Problem description:
Using the entries that follow, state how many lines contain the word "Sine". The response is that number and nothing more.

:: Task data

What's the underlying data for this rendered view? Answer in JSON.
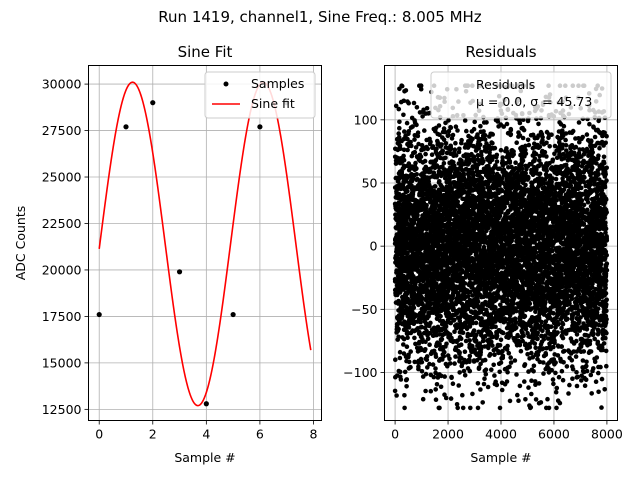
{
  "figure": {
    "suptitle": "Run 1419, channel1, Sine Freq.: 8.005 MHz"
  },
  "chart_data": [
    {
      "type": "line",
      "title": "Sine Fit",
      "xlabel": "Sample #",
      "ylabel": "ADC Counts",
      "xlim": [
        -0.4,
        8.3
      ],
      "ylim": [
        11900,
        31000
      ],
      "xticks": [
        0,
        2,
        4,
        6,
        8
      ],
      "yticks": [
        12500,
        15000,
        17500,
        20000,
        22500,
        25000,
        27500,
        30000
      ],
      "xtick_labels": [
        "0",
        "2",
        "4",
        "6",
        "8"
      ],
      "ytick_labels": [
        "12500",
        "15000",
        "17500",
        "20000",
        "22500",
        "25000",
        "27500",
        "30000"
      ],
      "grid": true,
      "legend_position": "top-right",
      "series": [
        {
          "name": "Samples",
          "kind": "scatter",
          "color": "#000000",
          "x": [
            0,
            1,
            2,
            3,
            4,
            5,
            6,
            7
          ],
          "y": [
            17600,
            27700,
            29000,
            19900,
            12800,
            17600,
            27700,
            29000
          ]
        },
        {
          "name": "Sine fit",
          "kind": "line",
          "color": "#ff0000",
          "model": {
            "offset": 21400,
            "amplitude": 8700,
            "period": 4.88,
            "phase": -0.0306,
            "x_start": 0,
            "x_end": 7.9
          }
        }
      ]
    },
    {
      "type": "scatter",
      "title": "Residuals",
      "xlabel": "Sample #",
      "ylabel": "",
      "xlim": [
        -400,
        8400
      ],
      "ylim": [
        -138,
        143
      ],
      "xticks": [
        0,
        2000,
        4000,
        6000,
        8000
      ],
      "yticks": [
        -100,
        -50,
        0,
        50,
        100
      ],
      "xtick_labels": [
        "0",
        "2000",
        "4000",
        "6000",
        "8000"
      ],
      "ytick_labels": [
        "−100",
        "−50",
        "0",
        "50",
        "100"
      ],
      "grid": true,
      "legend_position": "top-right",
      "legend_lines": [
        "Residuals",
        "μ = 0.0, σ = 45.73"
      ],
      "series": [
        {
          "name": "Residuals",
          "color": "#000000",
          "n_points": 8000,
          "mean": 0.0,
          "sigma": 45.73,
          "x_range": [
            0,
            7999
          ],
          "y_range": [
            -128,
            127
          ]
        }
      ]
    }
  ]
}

::::
:: Task data

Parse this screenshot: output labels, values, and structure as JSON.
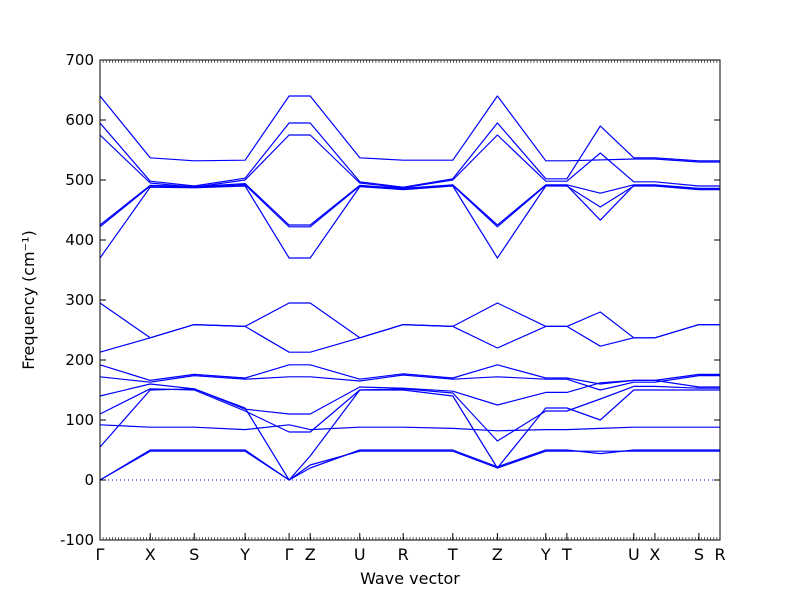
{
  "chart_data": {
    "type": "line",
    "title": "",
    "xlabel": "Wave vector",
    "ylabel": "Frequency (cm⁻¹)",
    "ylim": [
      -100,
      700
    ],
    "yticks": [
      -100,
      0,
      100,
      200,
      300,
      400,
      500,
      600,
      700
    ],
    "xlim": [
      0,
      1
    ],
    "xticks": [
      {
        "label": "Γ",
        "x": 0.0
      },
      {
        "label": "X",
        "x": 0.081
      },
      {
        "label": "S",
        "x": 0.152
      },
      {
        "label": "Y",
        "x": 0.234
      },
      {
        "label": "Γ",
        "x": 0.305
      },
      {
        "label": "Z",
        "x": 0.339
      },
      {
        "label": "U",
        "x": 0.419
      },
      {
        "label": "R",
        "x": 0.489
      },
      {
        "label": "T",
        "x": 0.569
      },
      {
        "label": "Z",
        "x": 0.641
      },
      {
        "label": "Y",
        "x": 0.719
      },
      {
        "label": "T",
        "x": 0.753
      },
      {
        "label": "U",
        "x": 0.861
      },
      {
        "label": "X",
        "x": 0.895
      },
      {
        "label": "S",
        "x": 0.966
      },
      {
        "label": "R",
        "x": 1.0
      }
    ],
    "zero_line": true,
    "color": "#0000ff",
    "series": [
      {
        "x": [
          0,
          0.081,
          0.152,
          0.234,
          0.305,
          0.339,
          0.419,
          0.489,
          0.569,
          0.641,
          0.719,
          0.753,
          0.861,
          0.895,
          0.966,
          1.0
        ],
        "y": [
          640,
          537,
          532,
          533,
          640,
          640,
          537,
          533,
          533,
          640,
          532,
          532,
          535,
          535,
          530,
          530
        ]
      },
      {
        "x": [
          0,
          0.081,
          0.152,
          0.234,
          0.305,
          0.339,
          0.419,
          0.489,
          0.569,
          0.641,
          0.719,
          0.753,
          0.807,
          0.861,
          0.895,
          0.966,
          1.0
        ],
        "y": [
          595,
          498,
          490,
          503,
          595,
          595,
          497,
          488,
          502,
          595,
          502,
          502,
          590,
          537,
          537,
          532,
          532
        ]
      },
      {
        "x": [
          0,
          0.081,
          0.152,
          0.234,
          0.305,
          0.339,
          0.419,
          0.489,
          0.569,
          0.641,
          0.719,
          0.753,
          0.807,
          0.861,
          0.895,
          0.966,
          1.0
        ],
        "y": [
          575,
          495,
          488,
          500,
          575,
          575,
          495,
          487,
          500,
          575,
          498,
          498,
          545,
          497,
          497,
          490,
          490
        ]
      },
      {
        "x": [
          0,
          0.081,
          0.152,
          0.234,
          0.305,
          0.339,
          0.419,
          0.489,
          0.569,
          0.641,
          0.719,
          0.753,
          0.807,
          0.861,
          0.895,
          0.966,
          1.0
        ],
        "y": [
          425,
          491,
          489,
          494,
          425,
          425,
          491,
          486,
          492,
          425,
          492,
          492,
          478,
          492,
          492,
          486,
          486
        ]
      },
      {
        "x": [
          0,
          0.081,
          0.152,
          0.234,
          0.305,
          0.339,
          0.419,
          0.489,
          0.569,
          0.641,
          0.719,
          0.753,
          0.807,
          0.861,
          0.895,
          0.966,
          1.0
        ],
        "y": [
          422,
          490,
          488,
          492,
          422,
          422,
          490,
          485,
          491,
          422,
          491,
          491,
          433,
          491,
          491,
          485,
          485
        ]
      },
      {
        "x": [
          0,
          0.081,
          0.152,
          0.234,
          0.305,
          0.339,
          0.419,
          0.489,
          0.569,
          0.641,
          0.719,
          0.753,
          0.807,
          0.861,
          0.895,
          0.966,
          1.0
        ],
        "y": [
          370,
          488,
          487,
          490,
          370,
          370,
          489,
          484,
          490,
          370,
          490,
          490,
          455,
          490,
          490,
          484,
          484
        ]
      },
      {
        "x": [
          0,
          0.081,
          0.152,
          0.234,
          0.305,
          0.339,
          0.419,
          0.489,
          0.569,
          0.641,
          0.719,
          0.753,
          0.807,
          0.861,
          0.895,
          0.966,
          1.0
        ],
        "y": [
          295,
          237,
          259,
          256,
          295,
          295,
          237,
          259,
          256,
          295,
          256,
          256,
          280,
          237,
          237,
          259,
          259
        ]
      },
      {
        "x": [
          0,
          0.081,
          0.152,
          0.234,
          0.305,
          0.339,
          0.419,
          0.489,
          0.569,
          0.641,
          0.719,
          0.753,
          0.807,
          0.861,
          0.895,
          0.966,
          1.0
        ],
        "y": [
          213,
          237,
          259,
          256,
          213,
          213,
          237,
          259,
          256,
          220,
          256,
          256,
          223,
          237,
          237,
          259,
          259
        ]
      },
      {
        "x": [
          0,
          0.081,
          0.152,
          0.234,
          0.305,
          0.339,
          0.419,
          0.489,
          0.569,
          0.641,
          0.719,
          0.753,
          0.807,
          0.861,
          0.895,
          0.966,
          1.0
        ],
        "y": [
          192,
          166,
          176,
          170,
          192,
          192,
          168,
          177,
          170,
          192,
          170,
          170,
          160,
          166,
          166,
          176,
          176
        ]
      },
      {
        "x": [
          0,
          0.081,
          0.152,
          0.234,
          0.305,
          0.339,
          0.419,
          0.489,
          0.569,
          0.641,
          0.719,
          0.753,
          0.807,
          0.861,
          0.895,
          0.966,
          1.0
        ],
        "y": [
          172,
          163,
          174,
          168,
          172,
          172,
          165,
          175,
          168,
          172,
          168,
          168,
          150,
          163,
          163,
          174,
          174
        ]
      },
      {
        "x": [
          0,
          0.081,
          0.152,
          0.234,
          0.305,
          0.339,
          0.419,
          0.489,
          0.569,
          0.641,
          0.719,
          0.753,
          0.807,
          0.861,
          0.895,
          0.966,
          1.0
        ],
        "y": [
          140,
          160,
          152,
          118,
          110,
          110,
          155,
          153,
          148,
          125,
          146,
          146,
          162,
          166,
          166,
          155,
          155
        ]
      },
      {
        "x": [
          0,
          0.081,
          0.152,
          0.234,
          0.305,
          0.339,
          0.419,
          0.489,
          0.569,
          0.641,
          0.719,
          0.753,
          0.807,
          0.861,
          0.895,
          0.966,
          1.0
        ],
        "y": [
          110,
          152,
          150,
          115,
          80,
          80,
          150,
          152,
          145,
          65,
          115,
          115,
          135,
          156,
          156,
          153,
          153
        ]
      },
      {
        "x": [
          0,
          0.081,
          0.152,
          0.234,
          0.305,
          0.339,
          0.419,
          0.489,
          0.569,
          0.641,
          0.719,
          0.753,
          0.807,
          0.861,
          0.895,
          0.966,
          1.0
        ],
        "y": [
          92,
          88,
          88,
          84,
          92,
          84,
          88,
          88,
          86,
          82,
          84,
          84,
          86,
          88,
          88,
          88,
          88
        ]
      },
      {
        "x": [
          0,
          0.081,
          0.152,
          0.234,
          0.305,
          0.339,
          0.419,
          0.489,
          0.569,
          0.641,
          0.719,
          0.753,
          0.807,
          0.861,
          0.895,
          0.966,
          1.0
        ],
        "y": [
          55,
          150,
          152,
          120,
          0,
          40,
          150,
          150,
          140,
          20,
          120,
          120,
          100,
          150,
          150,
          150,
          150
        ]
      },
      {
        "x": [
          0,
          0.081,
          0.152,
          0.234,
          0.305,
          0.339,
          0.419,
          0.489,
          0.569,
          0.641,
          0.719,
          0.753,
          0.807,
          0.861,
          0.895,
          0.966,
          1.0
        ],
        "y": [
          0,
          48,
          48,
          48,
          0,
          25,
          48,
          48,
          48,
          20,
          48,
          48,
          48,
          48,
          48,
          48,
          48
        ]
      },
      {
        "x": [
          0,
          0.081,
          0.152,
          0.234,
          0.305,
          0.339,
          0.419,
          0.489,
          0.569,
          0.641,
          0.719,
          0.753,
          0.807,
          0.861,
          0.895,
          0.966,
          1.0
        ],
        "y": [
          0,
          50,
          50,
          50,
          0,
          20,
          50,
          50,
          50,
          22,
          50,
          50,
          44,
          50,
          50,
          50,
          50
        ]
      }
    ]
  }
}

::::

Answer to the exercise:
3